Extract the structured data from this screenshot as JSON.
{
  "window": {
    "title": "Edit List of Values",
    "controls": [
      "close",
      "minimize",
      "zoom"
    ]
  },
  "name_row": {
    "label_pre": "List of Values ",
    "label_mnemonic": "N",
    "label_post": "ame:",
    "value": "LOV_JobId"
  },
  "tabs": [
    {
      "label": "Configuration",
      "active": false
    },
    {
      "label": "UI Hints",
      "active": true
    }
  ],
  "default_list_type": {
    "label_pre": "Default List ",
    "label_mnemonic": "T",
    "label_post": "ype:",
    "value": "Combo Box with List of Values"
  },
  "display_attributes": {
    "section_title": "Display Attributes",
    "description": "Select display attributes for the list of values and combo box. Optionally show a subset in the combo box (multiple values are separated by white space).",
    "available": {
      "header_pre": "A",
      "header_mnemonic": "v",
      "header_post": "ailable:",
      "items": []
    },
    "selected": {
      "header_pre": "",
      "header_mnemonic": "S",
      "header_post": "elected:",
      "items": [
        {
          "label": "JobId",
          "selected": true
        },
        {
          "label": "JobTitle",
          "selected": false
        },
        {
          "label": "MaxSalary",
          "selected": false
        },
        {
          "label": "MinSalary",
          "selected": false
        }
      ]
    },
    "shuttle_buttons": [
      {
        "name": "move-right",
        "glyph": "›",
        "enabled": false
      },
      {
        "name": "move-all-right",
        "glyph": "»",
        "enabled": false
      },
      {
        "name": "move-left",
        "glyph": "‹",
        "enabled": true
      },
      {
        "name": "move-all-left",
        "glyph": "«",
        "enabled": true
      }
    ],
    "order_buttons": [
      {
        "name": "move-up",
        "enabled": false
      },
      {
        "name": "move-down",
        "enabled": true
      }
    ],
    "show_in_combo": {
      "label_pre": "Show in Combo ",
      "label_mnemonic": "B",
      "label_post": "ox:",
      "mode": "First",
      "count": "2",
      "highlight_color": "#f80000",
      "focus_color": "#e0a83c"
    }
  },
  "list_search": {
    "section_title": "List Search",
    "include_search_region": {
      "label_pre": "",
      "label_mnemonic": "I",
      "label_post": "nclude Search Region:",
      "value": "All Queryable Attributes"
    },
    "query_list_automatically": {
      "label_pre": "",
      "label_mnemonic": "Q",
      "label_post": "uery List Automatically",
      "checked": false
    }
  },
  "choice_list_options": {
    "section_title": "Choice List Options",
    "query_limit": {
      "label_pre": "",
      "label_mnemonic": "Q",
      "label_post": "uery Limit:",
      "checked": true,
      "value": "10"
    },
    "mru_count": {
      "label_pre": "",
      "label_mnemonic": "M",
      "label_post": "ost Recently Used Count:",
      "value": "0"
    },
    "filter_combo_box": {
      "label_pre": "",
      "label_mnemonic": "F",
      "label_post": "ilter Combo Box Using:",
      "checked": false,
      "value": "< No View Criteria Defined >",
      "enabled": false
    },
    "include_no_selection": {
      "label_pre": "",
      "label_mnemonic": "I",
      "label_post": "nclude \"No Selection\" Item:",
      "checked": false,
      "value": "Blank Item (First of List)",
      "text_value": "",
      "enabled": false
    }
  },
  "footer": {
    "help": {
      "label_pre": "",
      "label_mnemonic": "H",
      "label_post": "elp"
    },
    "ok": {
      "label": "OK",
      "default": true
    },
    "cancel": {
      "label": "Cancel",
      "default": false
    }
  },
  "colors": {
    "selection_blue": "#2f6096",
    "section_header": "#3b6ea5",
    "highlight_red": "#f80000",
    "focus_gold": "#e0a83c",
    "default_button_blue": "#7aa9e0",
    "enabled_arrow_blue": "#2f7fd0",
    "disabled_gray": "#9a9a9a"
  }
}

============

EXERCISE DETAILS
Write out each line of the data that holds the string "First".

EXERCISE ANSWER
      "mode": "First",
      "value": "Blank Item (First of List)",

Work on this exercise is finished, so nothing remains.